** Begin **
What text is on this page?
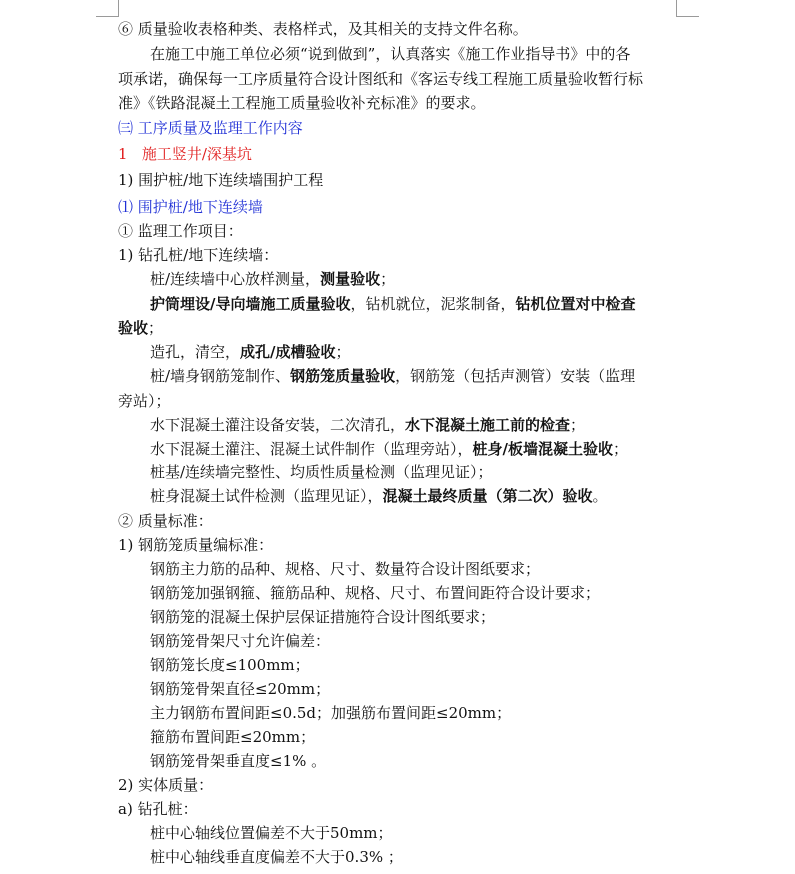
⑥ 质量验收表格种类、表格样式，及其相关的支持文件名称。
在施工中施工单位必须“说到做到”，认真落实《施工作业指导书》中的各
项承诺，确保每一工序质量符合设计图纸和《客运专线工程施工质量验收暂行标
准》《铁路混凝土工程施工质量验收补充标准》的要求。
㈢ 工序质量及监理工作内容
1   施工竖井/深基坑
1) 围护桩/地下连续墙围护工程
⑴ 围护桩/地下连续墙
① 监理工作项目：
1) 钻孔桩/地下连续墙：
桩/连续墙中心放样测量，测量验收；
护筒埋设/导向墙施工质量验收，钻机就位，泥浆制备，钻机位置对中检查
验收；
造孔，清空，成孔/成槽验收；
桩/墙身钢筋笼制作、钢筋笼质量验收，钢筋笼（包括声测管）安装（监理
旁站）；
水下混凝土灌注设备安装，二次清孔，水下混凝土施工前的检查；
水下混凝土灌注、混凝土试件制作（监理旁站），桩身/板墙混凝土验收；
桩基/连续墙完整性、均质性质量检测（监理见证）；
桩身混凝土试件检测（监理见证），混凝土最终质量（第二次）验收。
② 质量标准：
1) 钢筋笼质量编标准：
钢筋主力筋的品种、规格、尺寸、数量符合设计图纸要求；
钢筋笼加强钢箍、箍筋品种、规格、尺寸、布置间距符合设计要求；
钢筋笼的混凝土保护层保证措施符合设计图纸要求；
钢筋笼骨架尺寸允许偏差：
钢筋笼长度≤100mm；
钢筋笼骨架直径≤20mm；
主力钢筋布置间距≤0.5d；加强筋布置间距≤20mm；
箍筋布置间距≤20mm；
钢筋笼骨架垂直度≤1% 。
2) 实体质量：
a) 钻孔桩：
桩中心轴线位置偏差不大于50mm；
桩中心轴线垂直度偏差不大于0.3% ；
** End **
◆ **Instructions to follow**
Quote each line of the listing exactly, but leave the pictures out.

◆ **Exercise output**
What text is on this page?
⑥ 质量验收表格种类、表格样式，及其相关的支持文件名称。
在施工中施工单位必须“说到做到”，认真落实《施工作业指导书》中的各
项承诺，确保每一工序质量符合设计图纸和《客运专线工程施工质量验收暂行标
准》《铁路混凝土工程施工质量验收补充标准》的要求。
㈢ 工序质量及监理工作内容
1   施工竖井/深基坑
1) 围护桩/地下连续墙围护工程
⑴ 围护桩/地下连续墙
① 监理工作项目：
1) 钻孔桩/地下连续墙：
桩/连续墙中心放样测量，测量验收；
护筒埋设/导向墙施工质量验收，钻机就位，泥浆制备，钻机位置对中检查
验收；
造孔，清空，成孔/成槽验收；
桩/墙身钢筋笼制作、钢筋笼质量验收，钢筋笼（包括声测管）安装（监理
旁站）；
水下混凝土灌注设备安装，二次清孔，水下混凝土施工前的检查；
水下混凝土灌注、混凝土试件制作（监理旁站），桩身/板墙混凝土验收；
桩基/连续墙完整性、均质性质量检测（监理见证）；
桩身混凝土试件检测（监理见证），混凝土最终质量（第二次）验收。
② 质量标准：
1) 钢筋笼质量编标准：
钢筋主力筋的品种、规格、尺寸、数量符合设计图纸要求；
钢筋笼加强钢箍、箍筋品种、规格、尺寸、布置间距符合设计要求；
钢筋笼的混凝土保护层保证措施符合设计图纸要求；
钢筋笼骨架尺寸允许偏差：
钢筋笼长度≤100mm；
钢筋笼骨架直径≤20mm；
主力钢筋布置间距≤0.5d；加强筋布置间距≤20mm；
箍筋布置间距≤20mm；
钢筋笼骨架垂直度≤1% 。
2) 实体质量：
a) 钻孔桩：
桩中心轴线位置偏差不大于50mm；
桩中心轴线垂直度偏差不大于0.3% ；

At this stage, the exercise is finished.